Records from a data source:
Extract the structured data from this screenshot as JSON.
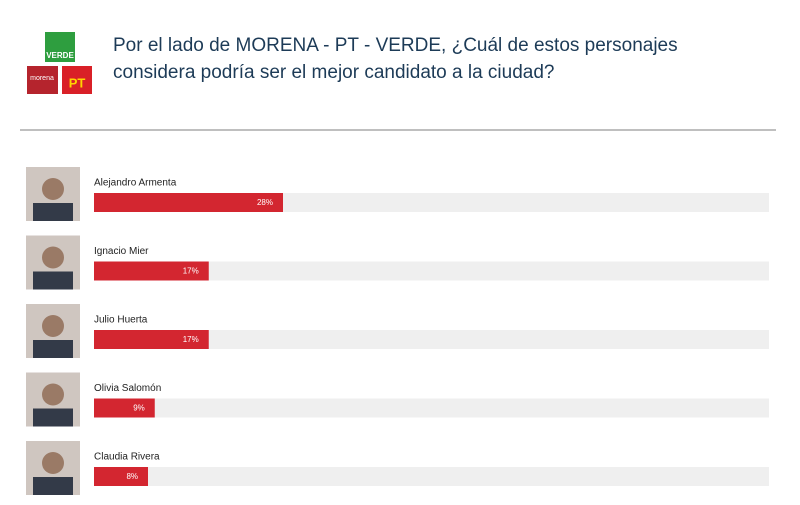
{
  "logos": [
    "VERDE",
    "morena",
    "PT"
  ],
  "chart_data": {
    "type": "bar",
    "orientation": "horizontal",
    "title": "Por el lado de MORENA - PT - VERDE, ¿Cuál de estos personajes considera podría ser el mejor candidato a la ciudad?",
    "categories": [
      "Alejandro Armenta",
      "Ignacio Mier",
      "Julio Huerta",
      "Olivia Salomón",
      "Claudia Rivera"
    ],
    "values": [
      28,
      17,
      17,
      9,
      8
    ],
    "value_labels": [
      "28%",
      "17%",
      "17%",
      "9%",
      "8%"
    ],
    "color": "#d32630",
    "xlim": [
      0,
      100
    ]
  }
}
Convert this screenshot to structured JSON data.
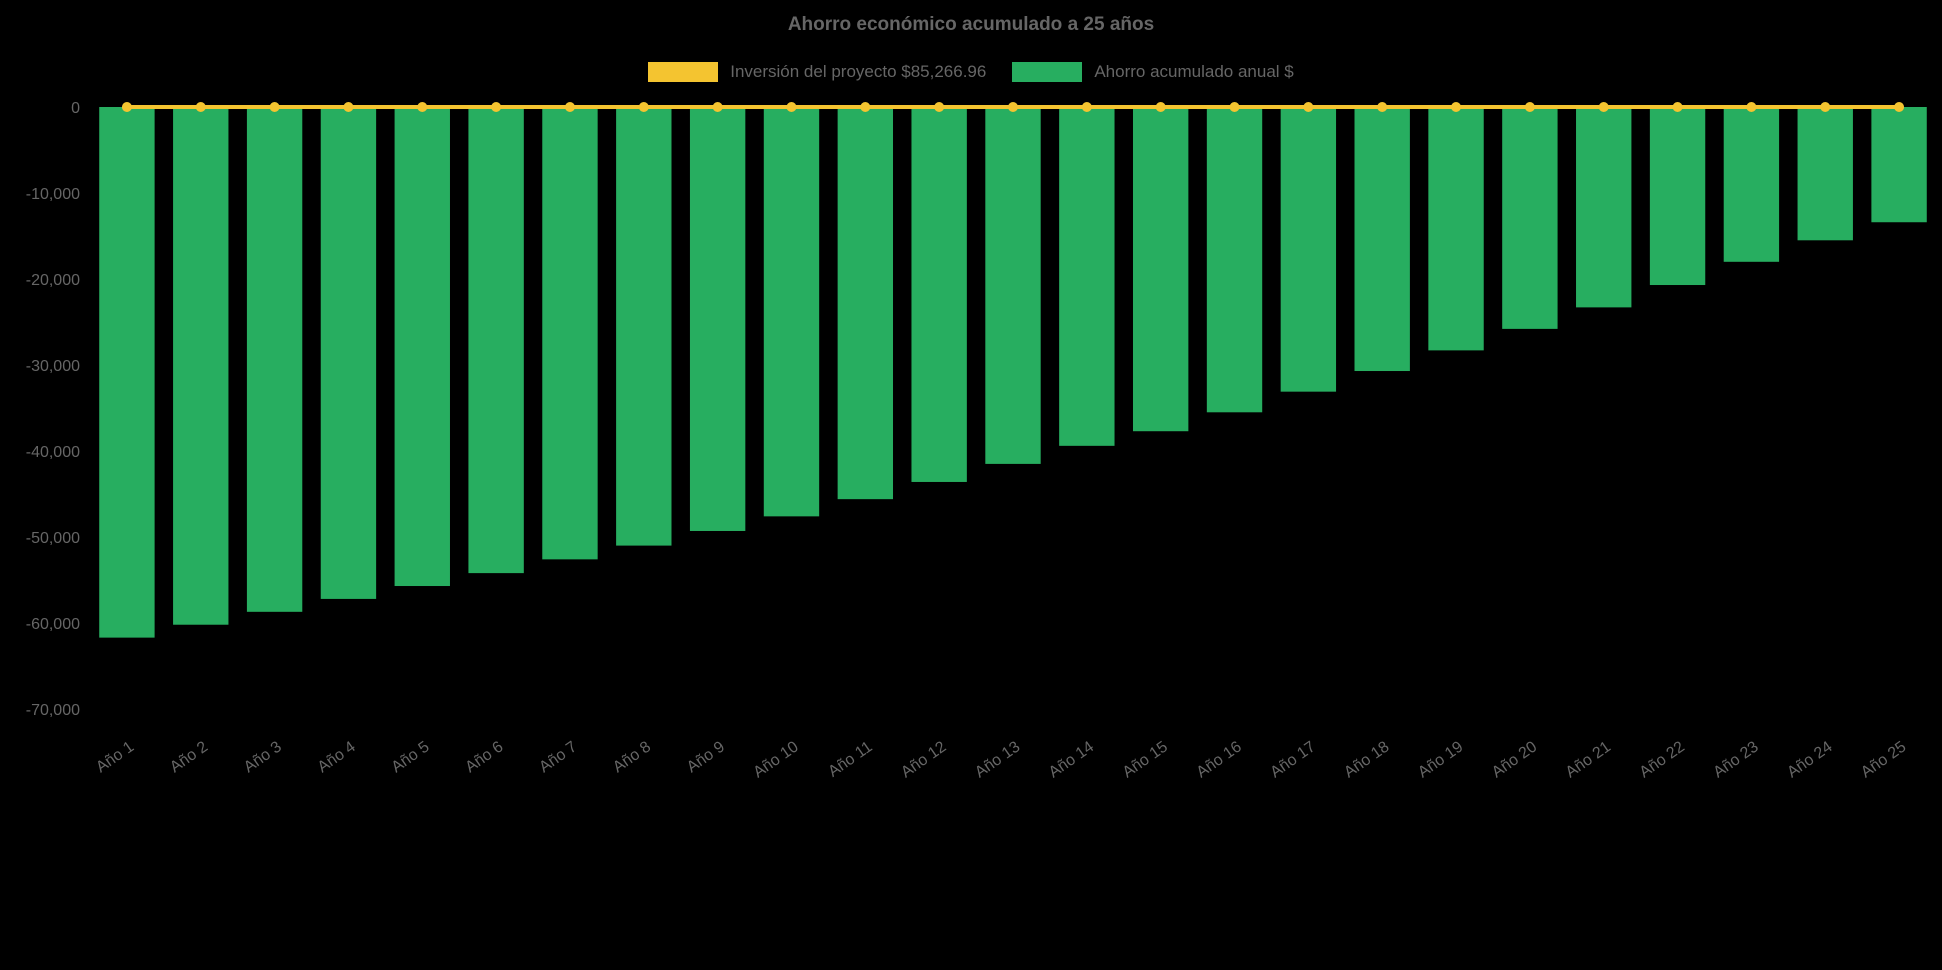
{
  "chart_data": {
    "type": "bar",
    "title": "Ahorro económico acumulado a 25 años",
    "categories": [
      "Año 1",
      "Año 2",
      "Año 3",
      "Año 4",
      "Año 5",
      "Año 6",
      "Año 7",
      "Año 8",
      "Año 9",
      "Año 10",
      "Año 11",
      "Año 12",
      "Año 13",
      "Año 14",
      "Año 15",
      "Año 16",
      "Año 17",
      "Año 18",
      "Año 19",
      "Año 20",
      "Año 21",
      "Año 22",
      "Año 23",
      "Año 24",
      "Año 25"
    ],
    "series": [
      {
        "name": "Inversión del proyecto $85,266.96",
        "type": "line",
        "color": "#F4C430",
        "values": [
          0,
          0,
          0,
          0,
          0,
          0,
          0,
          0,
          0,
          0,
          0,
          0,
          0,
          0,
          0,
          0,
          0,
          0,
          0,
          0,
          0,
          0,
          0,
          0,
          0
        ]
      },
      {
        "name": "Ahorro acumulado anual $",
        "type": "bar",
        "color": "#27AE60",
        "values": [
          -61700,
          -60200,
          -58700,
          -57200,
          -55700,
          -54200,
          -52600,
          -51000,
          -49300,
          -47600,
          -45600,
          -43600,
          -41500,
          -39400,
          -37700,
          -35500,
          -33100,
          -30700,
          -28300,
          -25800,
          -23300,
          -20700,
          -18000,
          -15500,
          -13400
        ]
      }
    ],
    "xlabel": "",
    "ylabel": "",
    "ylim": [
      -70000,
      0
    ],
    "ytick_step": 10000,
    "grid": false,
    "legend_position": "top",
    "background_color": "#000000",
    "text_color": "#666666"
  }
}
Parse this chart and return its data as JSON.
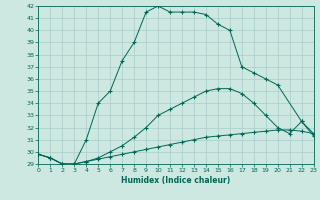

PROBLEM DETAILS:
Retype the entries word for word. Omit any images.

OUTPUT FOR THIS TASK:
Extract the structured data from this screenshot as JSON.
{
  "logos": [
    "VERDE",
    "morena",
    "PT"
  ],
  "chart_data": {
    "type": "bar",
    "orientation": "horizontal",
    "title": "Por el lado de MORENA - PT - VERDE, ¿Cuál de estos personajes considera podría ser el mejor candidato a la ciudad?",
    "categories": [
      "Alejandro Armenta",
      "Ignacio Mier",
      "Julio Huerta",
      "Olivia Salomón",
      "Claudia Rivera"
    ],
    "values": [
      28,
      17,
      17,
      9,
      8
    ],
    "value_labels": [
      "28%",
      "17%",
      "17%",
      "9%",
      "8%"
    ],
    "color": "#d32630",
    "xlim": [
      0,
      100
    ]
  }
}
Convert this screenshot to structured JSON data.
{
  "chart_data": {
    "type": "bar",
    "title": "Ahorro económico acumulado a 25 años",
    "categories": [
      "Año 1",
      "Año 2",
      "Año 3",
      "Año 4",
      "Año 5",
      "Año 6",
      "Año 7",
      "Año 8",
      "Año 9",
      "Año 10",
      "Año 11",
      "Año 12",
      "Año 13",
      "Año 14",
      "Año 15",
      "Año 16",
      "Año 17",
      "Año 18",
      "Año 19",
      "Año 20",
      "Año 21",
      "Año 22",
      "Año 23",
      "Año 24",
      "Año 25"
    ],
    "series": [
      {
        "name": "Inversión del proyecto $85,266.96",
        "type": "line",
        "color": "#F4C430",
        "values": [
          0,
          0,
          0,
          0,
          0,
          0,
          0,
          0,
          0,
          0,
          0,
          0,
          0,
          0,
          0,
          0,
          0,
          0,
          0,
          0,
          0,
          0,
          0,
          0,
          0
        ]
      },
      {
        "name": "Ahorro acumulado anual $",
        "type": "bar",
        "color": "#27AE60",
        "values": [
          -61700,
          -60200,
          -58700,
          -57200,
          -55700,
          -54200,
          -52600,
          -51000,
          -49300,
          -47600,
          -45600,
          -43600,
          -41500,
          -39400,
          -37700,
          -35500,
          -33100,
          -30700,
          -28300,
          -25800,
          -23300,
          -20700,
          -18000,
          -15500,
          -13400
        ]
      }
    ],
    "xlabel": "",
    "ylabel": "",
    "ylim": [
      -70000,
      0
    ],
    "ytick_step": 10000,
    "grid": false,
    "legend_position": "top",
    "background_color": "#000000",
    "text_color": "#666666"
  }
}
Parse this chart and return its data as JSON.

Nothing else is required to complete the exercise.